This exercise calls for a copy of every line in the listing below that carries the word "wird".
[[ Material to process open ]]
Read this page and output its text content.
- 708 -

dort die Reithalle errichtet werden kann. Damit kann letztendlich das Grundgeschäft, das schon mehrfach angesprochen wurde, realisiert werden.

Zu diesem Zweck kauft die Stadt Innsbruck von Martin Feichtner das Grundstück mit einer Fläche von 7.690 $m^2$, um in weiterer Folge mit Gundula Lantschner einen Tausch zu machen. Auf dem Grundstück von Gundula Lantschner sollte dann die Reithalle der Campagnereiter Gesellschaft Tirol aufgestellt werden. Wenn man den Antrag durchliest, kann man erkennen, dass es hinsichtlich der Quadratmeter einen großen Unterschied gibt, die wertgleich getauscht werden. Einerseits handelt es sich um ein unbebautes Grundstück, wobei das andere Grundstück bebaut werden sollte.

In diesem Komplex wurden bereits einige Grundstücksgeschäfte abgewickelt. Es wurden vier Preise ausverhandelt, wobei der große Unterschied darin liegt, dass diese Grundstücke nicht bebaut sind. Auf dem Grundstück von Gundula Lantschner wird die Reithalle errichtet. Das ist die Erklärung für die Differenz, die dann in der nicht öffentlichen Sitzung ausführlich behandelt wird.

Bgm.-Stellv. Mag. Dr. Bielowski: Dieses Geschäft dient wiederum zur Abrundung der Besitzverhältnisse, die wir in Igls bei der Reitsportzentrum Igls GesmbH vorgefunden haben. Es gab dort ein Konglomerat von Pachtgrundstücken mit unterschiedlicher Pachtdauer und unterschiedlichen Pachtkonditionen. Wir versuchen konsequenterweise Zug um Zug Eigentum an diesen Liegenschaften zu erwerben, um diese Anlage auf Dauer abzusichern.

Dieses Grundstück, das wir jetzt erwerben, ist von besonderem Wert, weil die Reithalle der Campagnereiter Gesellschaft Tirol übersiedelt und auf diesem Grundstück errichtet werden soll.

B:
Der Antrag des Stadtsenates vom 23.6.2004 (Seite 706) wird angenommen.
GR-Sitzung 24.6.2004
[[ Material to process closed ]]
[[ Material to process open ]]
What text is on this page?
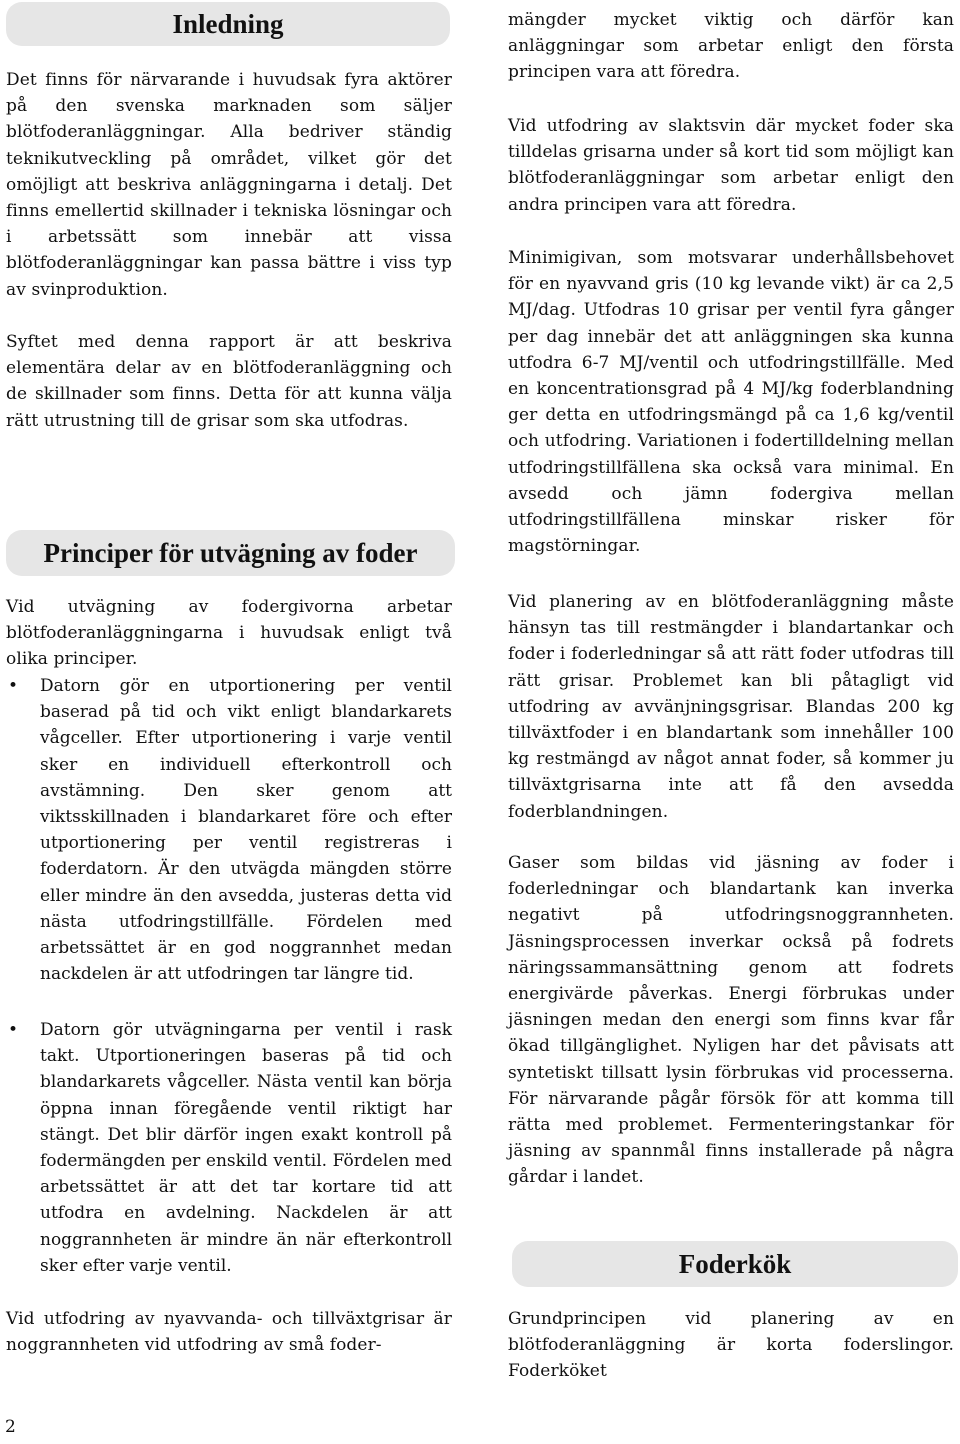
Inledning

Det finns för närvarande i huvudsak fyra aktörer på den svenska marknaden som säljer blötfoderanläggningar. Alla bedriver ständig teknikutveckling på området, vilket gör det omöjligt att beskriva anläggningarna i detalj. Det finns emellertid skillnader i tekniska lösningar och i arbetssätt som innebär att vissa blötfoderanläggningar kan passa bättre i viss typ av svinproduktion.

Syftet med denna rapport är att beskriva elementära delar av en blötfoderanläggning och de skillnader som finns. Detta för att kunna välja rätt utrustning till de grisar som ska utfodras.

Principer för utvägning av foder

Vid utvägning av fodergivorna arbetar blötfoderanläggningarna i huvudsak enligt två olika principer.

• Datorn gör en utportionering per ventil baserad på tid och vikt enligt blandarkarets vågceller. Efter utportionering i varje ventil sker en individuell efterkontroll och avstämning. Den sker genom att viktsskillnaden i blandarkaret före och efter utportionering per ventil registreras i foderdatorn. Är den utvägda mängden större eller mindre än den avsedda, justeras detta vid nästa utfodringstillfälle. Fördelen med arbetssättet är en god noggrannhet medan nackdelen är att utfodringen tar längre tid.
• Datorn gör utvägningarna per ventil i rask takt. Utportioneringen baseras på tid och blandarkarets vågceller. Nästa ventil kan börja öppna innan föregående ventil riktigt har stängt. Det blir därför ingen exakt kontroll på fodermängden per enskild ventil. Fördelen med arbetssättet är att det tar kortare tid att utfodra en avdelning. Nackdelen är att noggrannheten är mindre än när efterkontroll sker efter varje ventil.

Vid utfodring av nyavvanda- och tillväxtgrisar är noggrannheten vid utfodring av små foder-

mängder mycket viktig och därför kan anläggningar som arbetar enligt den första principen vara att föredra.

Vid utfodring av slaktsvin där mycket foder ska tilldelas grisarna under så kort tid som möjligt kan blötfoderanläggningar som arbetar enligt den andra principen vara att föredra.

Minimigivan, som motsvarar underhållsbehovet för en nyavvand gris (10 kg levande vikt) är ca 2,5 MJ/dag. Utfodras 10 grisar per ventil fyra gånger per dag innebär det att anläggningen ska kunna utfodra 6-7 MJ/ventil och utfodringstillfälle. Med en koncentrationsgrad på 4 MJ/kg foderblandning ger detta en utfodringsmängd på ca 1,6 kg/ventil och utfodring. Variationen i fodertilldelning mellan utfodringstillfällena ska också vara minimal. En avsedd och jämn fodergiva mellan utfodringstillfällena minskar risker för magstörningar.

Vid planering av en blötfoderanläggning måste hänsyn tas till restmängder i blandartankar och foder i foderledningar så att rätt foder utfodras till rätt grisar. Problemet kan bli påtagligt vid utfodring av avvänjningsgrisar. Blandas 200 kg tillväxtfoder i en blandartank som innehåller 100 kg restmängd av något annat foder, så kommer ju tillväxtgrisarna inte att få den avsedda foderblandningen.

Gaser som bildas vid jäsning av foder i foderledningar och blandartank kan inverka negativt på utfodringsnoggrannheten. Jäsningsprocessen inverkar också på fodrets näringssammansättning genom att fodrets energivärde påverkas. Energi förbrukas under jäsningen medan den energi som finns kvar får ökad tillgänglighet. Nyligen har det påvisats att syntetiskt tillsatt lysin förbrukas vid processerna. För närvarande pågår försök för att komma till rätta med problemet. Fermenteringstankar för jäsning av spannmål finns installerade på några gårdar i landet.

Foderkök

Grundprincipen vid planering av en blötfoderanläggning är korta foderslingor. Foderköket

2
[[ Material to process closed ]]
Output for this task –
In diesem Komplex wurden bereits einige Grundstücksgeschäfte abgewickelt. Es wurden vier Preise ausverhandelt, wobei der große Unterschied darin liegt, dass diese Grundstücke nicht bebaut sind. Auf dem Grundstück von Gundula Lantschner wird die Reithalle errichtet. Das ist die Erklärung für die Differenz, die dann in der nicht öffentlichen Sitzung ausführlich behandelt wird.
Der Antrag des Stadtsenates vom 23.6.2004 (Seite 706) wird angenommen.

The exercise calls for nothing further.